▸ **Task brief**
Can you write out all of the material below, word for word?
>>
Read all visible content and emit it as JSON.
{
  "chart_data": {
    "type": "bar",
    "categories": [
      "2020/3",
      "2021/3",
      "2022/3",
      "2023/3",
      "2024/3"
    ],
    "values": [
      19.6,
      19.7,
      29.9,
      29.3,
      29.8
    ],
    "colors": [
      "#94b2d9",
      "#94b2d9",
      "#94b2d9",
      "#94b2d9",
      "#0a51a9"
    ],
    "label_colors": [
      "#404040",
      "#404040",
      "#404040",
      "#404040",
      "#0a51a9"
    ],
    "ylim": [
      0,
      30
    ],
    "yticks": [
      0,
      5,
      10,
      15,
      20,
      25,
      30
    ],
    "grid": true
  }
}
<<
▸ **Response to this task**
Read all visible content and emit it as JSON.
{
  "chart_data": {
    "type": "bar",
    "categories": [
      "2020/3",
      "2021/3",
      "2022/3",
      "2023/3",
      "2024/3"
    ],
    "values": [
      19.6,
      19.7,
      29.9,
      29.3,
      29.8
    ],
    "colors": [
      "#94b2d9",
      "#94b2d9",
      "#94b2d9",
      "#94b2d9",
      "#0a51a9"
    ],
    "label_colors": [
      "#404040",
      "#404040",
      "#404040",
      "#404040",
      "#0a51a9"
    ],
    "ylim": [
      0,
      30
    ],
    "yticks": [
      0,
      5,
      10,
      15,
      20,
      25,
      30
    ],
    "grid": true
  }
}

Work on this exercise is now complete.